• Task to carry out: Summarize the library fine challenge in two sentences.

URL : https://www.hackerrank.com/challenges/30-nested-logic/problem
- Objective
- Today’s challenge puts your understanding of nested conditional statements to the test. You already have the knowledge to complete this challenge, but check out the Tutorial tab for a video on testing!
- Task
- Your local library needs your help! Given the expected and actual return dates for a library book, create a program that calculates the fine (if any). The fee structure is as follows:
- If the book is returned on or before the expected return date, no fine will be charged (i.e.: fine = 0).
- If the book is returned after the expected return day but still within the same calendar month and year as the expected return date, fine = 15 Hackos x (the number of days late).

• Excerpted data:
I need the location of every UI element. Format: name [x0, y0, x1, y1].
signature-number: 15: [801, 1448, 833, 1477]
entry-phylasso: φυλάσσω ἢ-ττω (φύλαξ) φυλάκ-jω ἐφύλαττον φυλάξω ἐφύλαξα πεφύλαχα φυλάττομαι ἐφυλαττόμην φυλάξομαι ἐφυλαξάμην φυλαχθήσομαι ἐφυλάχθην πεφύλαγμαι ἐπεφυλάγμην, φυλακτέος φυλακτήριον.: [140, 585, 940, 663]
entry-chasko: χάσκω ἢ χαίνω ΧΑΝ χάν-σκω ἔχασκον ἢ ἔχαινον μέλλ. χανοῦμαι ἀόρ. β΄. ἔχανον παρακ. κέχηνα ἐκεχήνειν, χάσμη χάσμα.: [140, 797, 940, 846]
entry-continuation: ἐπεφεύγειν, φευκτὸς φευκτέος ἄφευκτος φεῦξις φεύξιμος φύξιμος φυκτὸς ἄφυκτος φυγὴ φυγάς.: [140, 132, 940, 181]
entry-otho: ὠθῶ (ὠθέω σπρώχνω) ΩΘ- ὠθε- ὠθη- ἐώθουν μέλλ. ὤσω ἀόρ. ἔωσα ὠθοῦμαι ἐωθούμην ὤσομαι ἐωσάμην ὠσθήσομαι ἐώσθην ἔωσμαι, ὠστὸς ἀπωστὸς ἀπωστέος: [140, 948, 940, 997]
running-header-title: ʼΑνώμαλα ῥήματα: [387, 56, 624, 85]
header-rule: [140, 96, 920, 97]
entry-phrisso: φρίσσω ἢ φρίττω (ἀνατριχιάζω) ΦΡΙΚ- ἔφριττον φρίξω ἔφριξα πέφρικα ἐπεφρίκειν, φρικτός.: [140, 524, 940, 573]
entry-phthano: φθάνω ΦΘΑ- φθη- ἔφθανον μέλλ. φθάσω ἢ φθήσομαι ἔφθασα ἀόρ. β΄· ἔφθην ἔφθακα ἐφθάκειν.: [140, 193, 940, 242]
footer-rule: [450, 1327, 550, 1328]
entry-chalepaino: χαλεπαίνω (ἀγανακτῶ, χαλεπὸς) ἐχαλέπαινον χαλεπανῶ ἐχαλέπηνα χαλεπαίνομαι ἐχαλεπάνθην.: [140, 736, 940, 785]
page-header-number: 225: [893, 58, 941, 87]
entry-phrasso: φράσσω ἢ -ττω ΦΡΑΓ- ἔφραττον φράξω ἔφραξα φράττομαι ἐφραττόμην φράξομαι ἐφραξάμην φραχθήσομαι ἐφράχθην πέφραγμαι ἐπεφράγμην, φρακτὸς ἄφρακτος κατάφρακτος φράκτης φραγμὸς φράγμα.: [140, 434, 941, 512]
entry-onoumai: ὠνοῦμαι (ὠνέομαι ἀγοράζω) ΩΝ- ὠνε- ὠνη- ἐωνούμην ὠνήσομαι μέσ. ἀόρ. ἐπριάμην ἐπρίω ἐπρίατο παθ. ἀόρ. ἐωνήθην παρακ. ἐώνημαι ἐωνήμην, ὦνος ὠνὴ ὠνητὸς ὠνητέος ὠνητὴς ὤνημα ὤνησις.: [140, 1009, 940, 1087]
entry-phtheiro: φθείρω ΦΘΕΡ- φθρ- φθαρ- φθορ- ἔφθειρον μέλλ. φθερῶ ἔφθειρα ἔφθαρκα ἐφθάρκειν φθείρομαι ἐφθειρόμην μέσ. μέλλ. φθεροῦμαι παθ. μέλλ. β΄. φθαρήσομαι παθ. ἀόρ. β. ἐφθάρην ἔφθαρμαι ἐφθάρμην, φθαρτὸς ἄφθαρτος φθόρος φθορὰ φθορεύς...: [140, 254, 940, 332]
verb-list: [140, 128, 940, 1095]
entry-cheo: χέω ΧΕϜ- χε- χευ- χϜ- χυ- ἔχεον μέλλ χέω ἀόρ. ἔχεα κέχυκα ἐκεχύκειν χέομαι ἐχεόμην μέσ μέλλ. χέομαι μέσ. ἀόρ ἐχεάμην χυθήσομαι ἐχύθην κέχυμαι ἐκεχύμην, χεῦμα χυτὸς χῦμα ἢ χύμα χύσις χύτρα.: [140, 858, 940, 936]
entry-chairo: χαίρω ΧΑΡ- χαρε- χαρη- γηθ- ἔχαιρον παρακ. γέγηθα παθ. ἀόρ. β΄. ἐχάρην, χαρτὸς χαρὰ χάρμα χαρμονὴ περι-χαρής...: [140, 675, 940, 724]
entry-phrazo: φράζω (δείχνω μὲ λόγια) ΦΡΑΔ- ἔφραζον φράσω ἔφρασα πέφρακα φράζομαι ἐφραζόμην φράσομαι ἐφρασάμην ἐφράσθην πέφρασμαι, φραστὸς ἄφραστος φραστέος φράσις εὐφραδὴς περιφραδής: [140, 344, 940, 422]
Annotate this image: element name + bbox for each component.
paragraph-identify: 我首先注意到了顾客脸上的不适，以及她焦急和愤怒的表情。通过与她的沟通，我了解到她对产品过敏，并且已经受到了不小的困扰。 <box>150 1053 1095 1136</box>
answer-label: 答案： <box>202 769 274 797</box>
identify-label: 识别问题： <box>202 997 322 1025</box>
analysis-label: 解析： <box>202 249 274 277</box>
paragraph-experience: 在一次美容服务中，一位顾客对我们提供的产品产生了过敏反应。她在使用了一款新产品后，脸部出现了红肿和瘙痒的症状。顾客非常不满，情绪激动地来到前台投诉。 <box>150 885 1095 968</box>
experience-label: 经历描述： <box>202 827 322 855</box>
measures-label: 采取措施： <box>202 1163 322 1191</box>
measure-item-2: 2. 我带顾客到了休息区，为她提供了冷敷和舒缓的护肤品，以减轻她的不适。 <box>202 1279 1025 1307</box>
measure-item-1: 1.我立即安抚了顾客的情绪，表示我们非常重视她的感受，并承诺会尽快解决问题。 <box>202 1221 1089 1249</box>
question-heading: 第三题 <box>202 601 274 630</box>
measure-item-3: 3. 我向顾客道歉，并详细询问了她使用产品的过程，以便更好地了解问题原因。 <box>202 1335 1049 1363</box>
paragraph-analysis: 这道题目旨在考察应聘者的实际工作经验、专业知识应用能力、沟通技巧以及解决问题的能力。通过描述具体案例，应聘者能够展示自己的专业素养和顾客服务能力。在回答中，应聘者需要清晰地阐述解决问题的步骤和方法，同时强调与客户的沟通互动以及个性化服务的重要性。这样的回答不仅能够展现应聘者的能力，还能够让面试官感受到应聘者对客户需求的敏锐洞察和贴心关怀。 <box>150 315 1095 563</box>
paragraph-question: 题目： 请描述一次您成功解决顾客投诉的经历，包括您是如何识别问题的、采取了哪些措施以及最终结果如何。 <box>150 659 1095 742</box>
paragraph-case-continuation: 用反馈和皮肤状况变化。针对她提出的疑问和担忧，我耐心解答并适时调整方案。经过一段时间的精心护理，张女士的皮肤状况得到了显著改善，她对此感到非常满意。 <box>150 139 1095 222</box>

• Response to the exercise: This challenge tests nested conditional statements by asking for a program that calculates a library book's fine from its expected and actual return dates. No fine is charged if the book comes back on or before the expected date, and a book returned late within the same calendar month and year costs 15 Hackos per day late.